Each entry that follows is to be retyped exactly. Pictures do not belong in the copy.
##### Items
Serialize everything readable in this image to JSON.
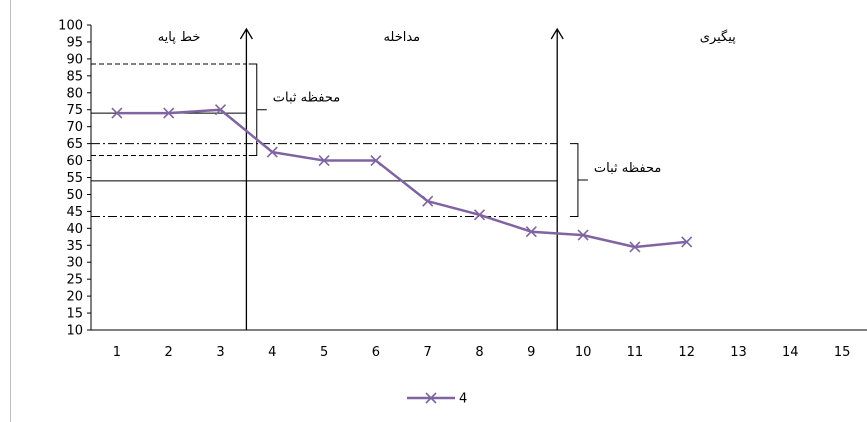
{
  "chart_data": {
    "type": "line",
    "x": [
      1,
      2,
      3,
      4,
      5,
      6,
      7,
      8,
      9,
      10,
      11,
      12
    ],
    "x_tick_labels": [
      "1",
      "2",
      "3",
      "4",
      "5",
      "6",
      "7",
      "8",
      "9",
      "10",
      "11",
      "12",
      "13",
      "14",
      "15"
    ],
    "y_tick_labels": [
      "10",
      "15",
      "20",
      "25",
      "30",
      "35",
      "40",
      "45",
      "50",
      "55",
      "60",
      "65",
      "70",
      "75",
      "80",
      "85",
      "90",
      "95",
      "100"
    ],
    "ylim": [
      10,
      100
    ],
    "xlim": [
      0.5,
      15.5
    ],
    "series": [
      {
        "name": "4",
        "color": "#8064a2",
        "marker": "x",
        "values": [
          74,
          74,
          75,
          62.5,
          60,
          60,
          48,
          44,
          39,
          38,
          34.5,
          36
        ]
      }
    ],
    "phase_lines_x": [
      3.5,
      9.5
    ],
    "phases": [
      {
        "label": "خط پایه",
        "x": 2.2
      },
      {
        "label": "مداخله",
        "x": 6.5
      },
      {
        "label": "پیگیری",
        "x": 12.6
      }
    ],
    "reference_lines": [
      {
        "y": 88.5,
        "style": "dashed",
        "x_from": 0.5,
        "x_to": 3.5
      },
      {
        "y": 74,
        "style": "solid",
        "x_from": 0.5,
        "x_to": 3.5
      },
      {
        "y": 61.5,
        "style": "dashed",
        "x_from": 0.5,
        "x_to": 3.5
      },
      {
        "y": 65,
        "style": "dashdot",
        "x_from": 0.5,
        "x_to": 9.5
      },
      {
        "y": 54,
        "style": "solid",
        "x_from": 0.5,
        "x_to": 9.5
      },
      {
        "y": 43.5,
        "style": "dashdot",
        "x_from": 0.5,
        "x_to": 9.5
      }
    ],
    "stability_envelopes": [
      {
        "label": "محفظه ثبات",
        "y_top": 88.5,
        "y_bottom": 61.5,
        "x": 3.7
      },
      {
        "label": "محفظه ثبات",
        "y_top": 65,
        "y_bottom": 43.5,
        "x": 9.9
      }
    ],
    "legend": {
      "position": "bottom-center",
      "label": "4"
    },
    "grid": false
  }
}
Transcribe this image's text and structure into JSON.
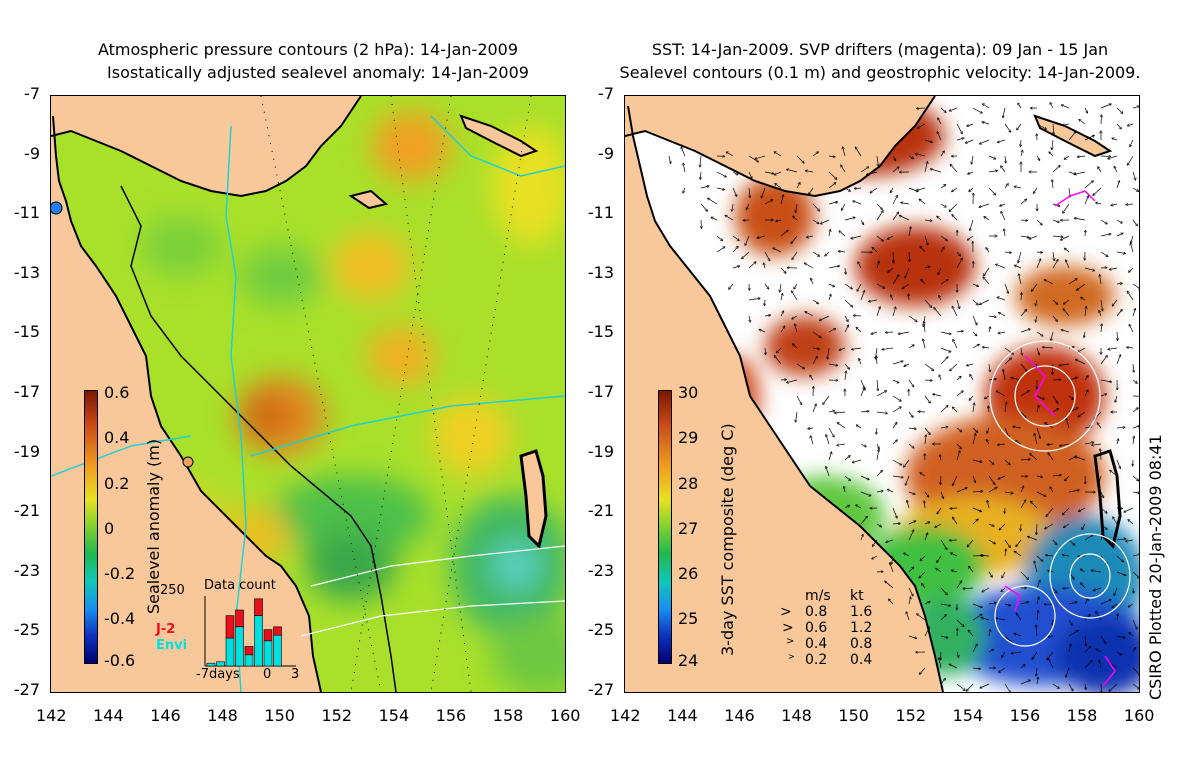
{
  "left_panel": {
    "title_line1": "Atmospheric pressure contours (2 hPa): 14-Jan-2009",
    "title_line2": "Isostatically adjusted sealevel anomaly: 14-Jan-2009",
    "colorbar": {
      "label": "Sealevel anomaly (m)",
      "ticks": [
        "0.6",
        "0.4",
        "0.2",
        "0",
        "-0.2",
        "-0.4",
        "-0.6"
      ]
    },
    "inset": {
      "title": "Data count",
      "ymax_label": "250",
      "legend": [
        {
          "label": "J-2",
          "color": "#e8101a"
        },
        {
          "label": "Envi",
          "color": "#00e0e0"
        }
      ],
      "x_labels": [
        "-7days",
        "0",
        "3"
      ],
      "bars": [
        {
          "day": -7,
          "j2": 0,
          "envi": 10
        },
        {
          "day": -6,
          "j2": 0,
          "envi": 15
        },
        {
          "day": -5,
          "j2": 80,
          "envi": 100
        },
        {
          "day": -4,
          "j2": 60,
          "envi": 140
        },
        {
          "day": -3,
          "j2": 30,
          "envi": 40
        },
        {
          "day": -2,
          "j2": 60,
          "envi": 180
        },
        {
          "day": -1,
          "j2": 40,
          "envi": 90
        },
        {
          "day": 0,
          "j2": 30,
          "envi": 110
        }
      ]
    }
  },
  "right_panel": {
    "title_line1": "SST: 14-Jan-2009. SVP drifters (magenta): 09 Jan - 15 Jan",
    "title_line2": "Sealevel contours (0.1 m) and geostrophic velocity: 14-Jan-2009.",
    "colorbar": {
      "label": "3-day SST composite (deg C)",
      "ticks": [
        "30",
        "29",
        "28",
        "27",
        "26",
        "25",
        "24"
      ]
    },
    "velocity_legend": {
      "header_ms": "m/s",
      "header_kt": "kt",
      "rows": [
        {
          "ms": "0.8",
          "kt": "1.6"
        },
        {
          "ms": "0.6",
          "kt": "1.2"
        },
        {
          "ms": "0.4",
          "kt": "0.8"
        },
        {
          "ms": "0.2",
          "kt": "0.4"
        }
      ]
    }
  },
  "axes": {
    "lat_labels": [
      "-7",
      "-9",
      "-11",
      "-13",
      "-15",
      "-17",
      "-19",
      "-21",
      "-23",
      "-25",
      "-27"
    ],
    "lon_labels": [
      "142",
      "144",
      "146",
      "148",
      "150",
      "152",
      "154",
      "156",
      "158",
      "160"
    ]
  },
  "credit": "CSIRO Plotted 20-Jan-2009 08:41",
  "colors": {
    "land": "#f8c89a",
    "sea_mid": "#9ee020",
    "sst_warm": "#b02000",
    "sst_cool": "#1040e0",
    "drifter": "#ff00ff"
  }
}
##########
- _Exercise output_:
Serialize everything readable in this image to JSON.
{
  "chart_data": {
    "type": "line",
    "x": [
      1,
      2,
      3,
      4,
      5,
      6,
      7,
      8,
      9,
      10,
      11,
      12
    ],
    "x_tick_labels": [
      "1",
      "2",
      "3",
      "4",
      "5",
      "6",
      "7",
      "8",
      "9",
      "10",
      "11",
      "12",
      "13",
      "14",
      "15"
    ],
    "y_tick_labels": [
      "10",
      "15",
      "20",
      "25",
      "30",
      "35",
      "40",
      "45",
      "50",
      "55",
      "60",
      "65",
      "70",
      "75",
      "80",
      "85",
      "90",
      "95",
      "100"
    ],
    "ylim": [
      10,
      100
    ],
    "xlim": [
      0.5,
      15.5
    ],
    "series": [
      {
        "name": "4",
        "color": "#8064a2",
        "marker": "x",
        "values": [
          74,
          74,
          75,
          62.5,
          60,
          60,
          48,
          44,
          39,
          38,
          34.5,
          36
        ]
      }
    ],
    "phase_lines_x": [
      3.5,
      9.5
    ],
    "phases": [
      {
        "label": "خط پایه",
        "x": 2.2
      },
      {
        "label": "مداخله",
        "x": 6.5
      },
      {
        "label": "پیگیری",
        "x": 12.6
      }
    ],
    "reference_lines": [
      {
        "y": 88.5,
        "style": "dashed",
        "x_from": 0.5,
        "x_to": 3.5
      },
      {
        "y": 74,
        "style": "solid",
        "x_from": 0.5,
        "x_to": 3.5
      },
      {
        "y": 61.5,
        "style": "dashed",
        "x_from": 0.5,
        "x_to": 3.5
      },
      {
        "y": 65,
        "style": "dashdot",
        "x_from": 0.5,
        "x_to": 9.5
      },
      {
        "y": 54,
        "style": "solid",
        "x_from": 0.5,
        "x_to": 9.5
      },
      {
        "y": 43.5,
        "style": "dashdot",
        "x_from": 0.5,
        "x_to": 9.5
      }
    ],
    "stability_envelopes": [
      {
        "label": "محفظه ثبات",
        "y_top": 88.5,
        "y_bottom": 61.5,
        "x": 3.7
      },
      {
        "label": "محفظه ثبات",
        "y_top": 65,
        "y_bottom": 43.5,
        "x": 9.9
      }
    ],
    "legend": {
      "position": "bottom-center",
      "label": "4"
    },
    "grid": false
  }
}
Transcribe this image's text and structure into JSON.
{
  "left_panel": {
    "title_line1": "Atmospheric pressure contours (2 hPa): 14-Jan-2009",
    "title_line2": "Isostatically adjusted sealevel anomaly: 14-Jan-2009",
    "colorbar": {
      "label": "Sealevel anomaly (m)",
      "ticks": [
        "0.6",
        "0.4",
        "0.2",
        "0",
        "-0.2",
        "-0.4",
        "-0.6"
      ]
    },
    "inset": {
      "title": "Data count",
      "ymax_label": "250",
      "legend": [
        {
          "label": "J-2",
          "color": "#e8101a"
        },
        {
          "label": "Envi",
          "color": "#00e0e0"
        }
      ],
      "x_labels": [
        "-7days",
        "0",
        "3"
      ],
      "bars": [
        {
          "day": -7,
          "j2": 0,
          "envi": 10
        },
        {
          "day": -6,
          "j2": 0,
          "envi": 15
        },
        {
          "day": -5,
          "j2": 80,
          "envi": 100
        },
        {
          "day": -4,
          "j2": 60,
          "envi": 140
        },
        {
          "day": -3,
          "j2": 30,
          "envi": 40
        },
        {
          "day": -2,
          "j2": 60,
          "envi": 180
        },
        {
          "day": -1,
          "j2": 40,
          "envi": 90
        },
        {
          "day": 0,
          "j2": 30,
          "envi": 110
        }
      ]
    }
  },
  "right_panel": {
    "title_line1": "SST: 14-Jan-2009. SVP drifters (magenta): 09 Jan - 15 Jan",
    "title_line2": "Sealevel contours (0.1 m) and geostrophic velocity: 14-Jan-2009.",
    "colorbar": {
      "label": "3-day SST composite (deg C)",
      "ticks": [
        "30",
        "29",
        "28",
        "27",
        "26",
        "25",
        "24"
      ]
    },
    "velocity_legend": {
      "header_ms": "m/s",
      "header_kt": "kt",
      "rows": [
        {
          "ms": "0.8",
          "kt": "1.6"
        },
        {
          "ms": "0.6",
          "kt": "1.2"
        },
        {
          "ms": "0.4",
          "kt": "0.8"
        },
        {
          "ms": "0.2",
          "kt": "0.4"
        }
      ]
    }
  },
  "axes": {
    "lat_labels": [
      "-7",
      "-9",
      "-11",
      "-13",
      "-15",
      "-17",
      "-19",
      "-21",
      "-23",
      "-25",
      "-27"
    ],
    "lon_labels": [
      "142",
      "144",
      "146",
      "148",
      "150",
      "152",
      "154",
      "156",
      "158",
      "160"
    ]
  },
  "credit": "CSIRO Plotted 20-Jan-2009 08:41",
  "colors": {
    "land": "#f8c89a",
    "sea_mid": "#9ee020",
    "sst_warm": "#b02000",
    "sst_cool": "#1040e0",
    "drifter": "#ff00ff"
  }
}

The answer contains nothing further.